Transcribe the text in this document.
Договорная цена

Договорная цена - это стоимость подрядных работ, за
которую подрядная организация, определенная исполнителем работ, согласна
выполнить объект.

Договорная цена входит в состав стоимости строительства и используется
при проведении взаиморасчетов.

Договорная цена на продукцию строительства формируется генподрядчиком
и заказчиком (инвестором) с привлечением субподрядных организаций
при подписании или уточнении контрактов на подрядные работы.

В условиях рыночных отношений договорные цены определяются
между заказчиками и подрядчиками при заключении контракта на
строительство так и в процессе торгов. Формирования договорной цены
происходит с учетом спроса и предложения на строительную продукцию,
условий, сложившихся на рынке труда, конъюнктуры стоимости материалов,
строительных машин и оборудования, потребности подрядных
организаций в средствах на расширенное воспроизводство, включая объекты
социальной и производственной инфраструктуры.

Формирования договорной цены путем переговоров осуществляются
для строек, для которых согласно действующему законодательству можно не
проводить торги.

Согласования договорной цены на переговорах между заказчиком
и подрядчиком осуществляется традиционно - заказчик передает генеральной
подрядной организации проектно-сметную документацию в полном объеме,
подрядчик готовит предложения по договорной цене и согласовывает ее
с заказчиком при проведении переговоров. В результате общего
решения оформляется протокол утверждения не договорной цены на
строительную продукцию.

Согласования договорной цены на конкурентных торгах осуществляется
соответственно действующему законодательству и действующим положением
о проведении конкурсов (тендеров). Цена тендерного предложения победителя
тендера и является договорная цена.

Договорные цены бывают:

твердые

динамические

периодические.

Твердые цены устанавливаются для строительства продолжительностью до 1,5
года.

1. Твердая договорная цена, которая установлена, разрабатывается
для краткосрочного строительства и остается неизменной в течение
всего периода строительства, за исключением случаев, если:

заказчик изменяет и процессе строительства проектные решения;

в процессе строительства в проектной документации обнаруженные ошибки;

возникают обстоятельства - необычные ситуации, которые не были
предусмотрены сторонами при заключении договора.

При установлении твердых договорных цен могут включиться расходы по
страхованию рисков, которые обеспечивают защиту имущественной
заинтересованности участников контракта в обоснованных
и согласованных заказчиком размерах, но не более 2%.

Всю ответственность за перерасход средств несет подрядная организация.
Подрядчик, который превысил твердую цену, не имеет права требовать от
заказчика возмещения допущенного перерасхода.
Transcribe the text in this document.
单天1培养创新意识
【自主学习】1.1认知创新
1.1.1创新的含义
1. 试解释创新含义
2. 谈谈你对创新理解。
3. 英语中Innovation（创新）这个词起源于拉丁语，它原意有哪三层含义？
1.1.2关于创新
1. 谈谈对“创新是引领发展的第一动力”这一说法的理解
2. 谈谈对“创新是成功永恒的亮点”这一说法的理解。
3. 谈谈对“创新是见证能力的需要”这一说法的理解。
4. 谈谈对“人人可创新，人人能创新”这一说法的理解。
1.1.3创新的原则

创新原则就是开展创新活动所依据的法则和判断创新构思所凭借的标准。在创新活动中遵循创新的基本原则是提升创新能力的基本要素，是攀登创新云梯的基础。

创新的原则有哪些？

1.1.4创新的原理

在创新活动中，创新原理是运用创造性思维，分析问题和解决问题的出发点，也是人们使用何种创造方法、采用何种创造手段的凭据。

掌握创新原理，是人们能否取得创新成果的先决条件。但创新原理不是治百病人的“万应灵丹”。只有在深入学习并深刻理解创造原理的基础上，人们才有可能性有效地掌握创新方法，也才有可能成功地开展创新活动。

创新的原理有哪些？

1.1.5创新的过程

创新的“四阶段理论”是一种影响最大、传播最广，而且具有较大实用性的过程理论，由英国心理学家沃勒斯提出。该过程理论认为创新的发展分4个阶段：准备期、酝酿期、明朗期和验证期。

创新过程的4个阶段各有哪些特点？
====================
**REQUIREMENTS**
Using the data above, print every record exactly as shown.

**EXERCISE SOLUTION**
Transcribe the text in this document.
Договорная цена

Договорная цена - это стоимость подрядных работ, за
которую подрядная организация, определенная исполнителем работ, согласна
выполнить объект.

Договорная цена входит в состав стоимости строительства и используется
при проведении взаиморасчетов.

Договорная цена на продукцию строительства формируется генподрядчиком
и заказчиком (инвестором) с привлечением субподрядных организаций
при подписании или уточнении контрактов на подрядные работы.

В условиях рыночных отношений договорные цены определяются
между заказчиками и подрядчиками при заключении контракта на
строительство так и в процессе торгов. Формирования договорной цены
происходит с учетом спроса и предложения на строительную продукцию,
условий, сложившихся на рынке труда, конъюнктуры стоимости материалов,
строительных машин и оборудования, потребности подрядных
организаций в средствах на расширенное воспроизводство, включая объекты
социальной и производственной инфраструктуры.

Формирования договорной цены путем переговоров осуществляются
для строек, для которых согласно действующему законодательству можно не
проводить торги.

Согласования договорной цены на переговорах между заказчиком
и подрядчиком осуществляется традиционно - заказчик передает генеральной
подрядной организации проектно-сметную документацию в полном объеме,
подрядчик готовит предложения по договорной цене и согласовывает ее
с заказчиком при проведении переговоров. В результате общего
решения оформляется протокол утверждения не договорной цены на
строительную продукцию.

Согласования договорной цены на конкурентных торгах осуществляется
соответственно действующему законодательству и действующим положением
о проведении конкурсов (тендеров). Цена тендерного предложения победителя
тендера и является договорная цена.

Договорные цены бывают:

твердые

динамические

периодические.

Твердые цены устанавливаются для строительства продолжительностью до 1,5
года.

1. Твердая договорная цена, которая установлена, разрабатывается
для краткосрочного строительства и остается неизменной в течение
всего периода строительства, за исключением случаев, если:

заказчик изменяет и процессе строительства проектные решения;

в процессе строительства в проектной документации обнаруженные ошибки;

возникают обстоятельства - необычные ситуации, которые не были
предусмотрены сторонами при заключении договора.

При установлении твердых договорных цен могут включиться расходы по
страхованию рисков, которые обеспечивают защиту имущественной
заинтересованности участников контракта в обоснованных
и согласованных заказчиком размерах, но не более 2%.

Всю ответственность за перерасход средств несет подрядная организация.
Подрядчик, который превысил твердую цену, не имеет права требовать от
заказчика возмещения допущенного перерасхода.
Transcribe the text in this document.
单天1培养创新意识
【自主学习】1.1认知创新
1.1.1创新的含义
1. 试解释创新含义
2. 谈谈你对创新理解。
3. 英语中Innovation（创新）这个词起源于拉丁语，它原意有哪三层含义？
1.1.2关于创新
1. 谈谈对“创新是引领发展的第一动力”这一说法的理解
2. 谈谈对“创新是成功永恒的亮点”这一说法的理解。
3. 谈谈对“创新是见证能力的需要”这一说法的理解。
4. 谈谈对“人人可创新，人人能创新”这一说法的理解。
1.1.3创新的原则

创新原则就是开展创新活动所依据的法则和判断创新构思所凭借的标准。在创新活动中遵循创新的基本原则是提升创新能力的基本要素，是攀登创新云梯的基础。

创新的原则有哪些？

1.1.4创新的原理

在创新活动中，创新原理是运用创造性思维，分析问题和解决问题的出发点，也是人们使用何种创造方法、采用何种创造手段的凭据。

掌握创新原理，是人们能否取得创新成果的先决条件。但创新原理不是治百病人的“万应灵丹”。只有在深入学习并深刻理解创造原理的基础上，人们才有可能性有效地掌握创新方法，也才有可能成功地开展创新活动。

创新的原理有哪些？

1.1.5创新的过程

创新的“四阶段理论”是一种影响最大、传播最广，而且具有较大实用性的过程理论，由英国心理学家沃勒斯提出。该过程理论认为创新的发展分4个阶段：准备期、酝酿期、明朗期和验证期。

创新过程的4个阶段各有哪些特点？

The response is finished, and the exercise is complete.